— What you are asked to do —
Only the lines holding the string "JSON" are needed. Copy each one.

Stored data
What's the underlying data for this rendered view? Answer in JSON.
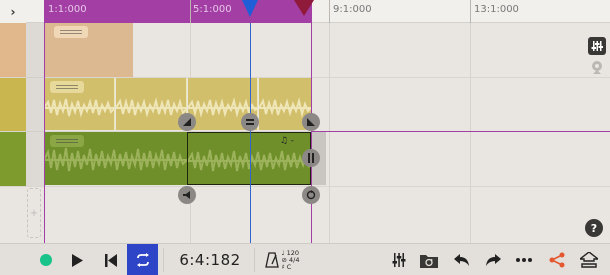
{
  "ruler": {
    "collapse_icon": "chevron-right-icon",
    "bar_labels": [
      "1:1:000",
      "5:1:000",
      "9:1:000",
      "13:1:000"
    ]
  },
  "tracks": [
    {
      "name": "track-1",
      "color": "#ddb992",
      "header_color": "#e0b88b"
    },
    {
      "name": "track-2",
      "color": "#d4c06a",
      "header_color": "#c9b64e"
    },
    {
      "name": "track-3",
      "color": "#6f8f2a",
      "header_color": "#7e9c2e"
    }
  ],
  "handles": {
    "split_icon": "equals-icon",
    "fade_in_icon": "fade-in-icon",
    "fade_out_icon": "fade-out-icon",
    "resize_icon": "resize-handle-icon",
    "volume_icon": "speaker-icon",
    "loop_icon": "loop-icon"
  },
  "clip_badge": "♫ -",
  "bottom_bar": {
    "time": "6:4:182",
    "tempo": "120",
    "time_signature": "4/4",
    "key": "C",
    "icons": [
      "record-icon",
      "play-icon",
      "skip-to-start-icon",
      "loop-icon",
      "metronome-icon",
      "mixer-icon",
      "folder-loop-icon",
      "undo-icon",
      "redo-icon",
      "more-icon",
      "share-icon",
      "export-icon"
    ]
  },
  "help_label": "?",
  "colors": {
    "loop_region": "#a23ea4",
    "playhead": "#1f5ed6",
    "accent_blue": "#2f45c8",
    "record": "#19c38a",
    "share": "#e4572e"
  }
}
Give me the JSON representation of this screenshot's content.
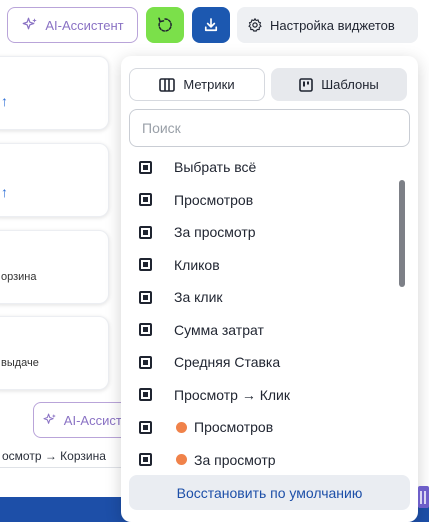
{
  "toolbar": {
    "ai_assistant_label": "AI-Ассистент",
    "widget_settings_label": "Настройка виджетов"
  },
  "background": {
    "cards": [
      {
        "text": ""
      },
      {
        "text": ""
      },
      {
        "text": "орзина"
      },
      {
        "text": "выдаче"
      }
    ],
    "ai_assistant_label": "AI-Ассистент",
    "funnel_text": "осмотр → Корзина"
  },
  "panel": {
    "tabs": [
      {
        "label": "Метрики",
        "icon": "columns-icon",
        "active": false
      },
      {
        "label": "Шаблоны",
        "icon": "template-icon",
        "active": true
      }
    ],
    "search": {
      "placeholder": "Поиск",
      "value": ""
    },
    "items": [
      {
        "label": "Выбрать всё",
        "checked": true,
        "dot": false
      },
      {
        "label": "Просмотров",
        "checked": true,
        "dot": false
      },
      {
        "label": "За просмотр",
        "checked": true,
        "dot": false
      },
      {
        "label": "Кликов",
        "checked": true,
        "dot": false
      },
      {
        "label": "За клик",
        "checked": true,
        "dot": false
      },
      {
        "label": "Сумма затрат",
        "checked": true,
        "dot": false
      },
      {
        "label": "Средняя Ставка",
        "checked": true,
        "dot": false
      },
      {
        "label": "Просмотр → Клик",
        "checked": true,
        "dot": false
      },
      {
        "label": "Просмотров",
        "checked": true,
        "dot": true
      },
      {
        "label": "За просмотр",
        "checked": true,
        "dot": true
      }
    ],
    "restore_label": "Восстановить по умолчанию"
  },
  "colors": {
    "accent_blue": "#1d4fa8",
    "refresh_green": "#7be04a",
    "ai_purple": "#8a72c4",
    "dot_orange": "#f0824a"
  }
}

— Complete answer —
What's the underlying data for this rendered view? Answer in JSON.
Give me the JSON representation of this screenshot's content.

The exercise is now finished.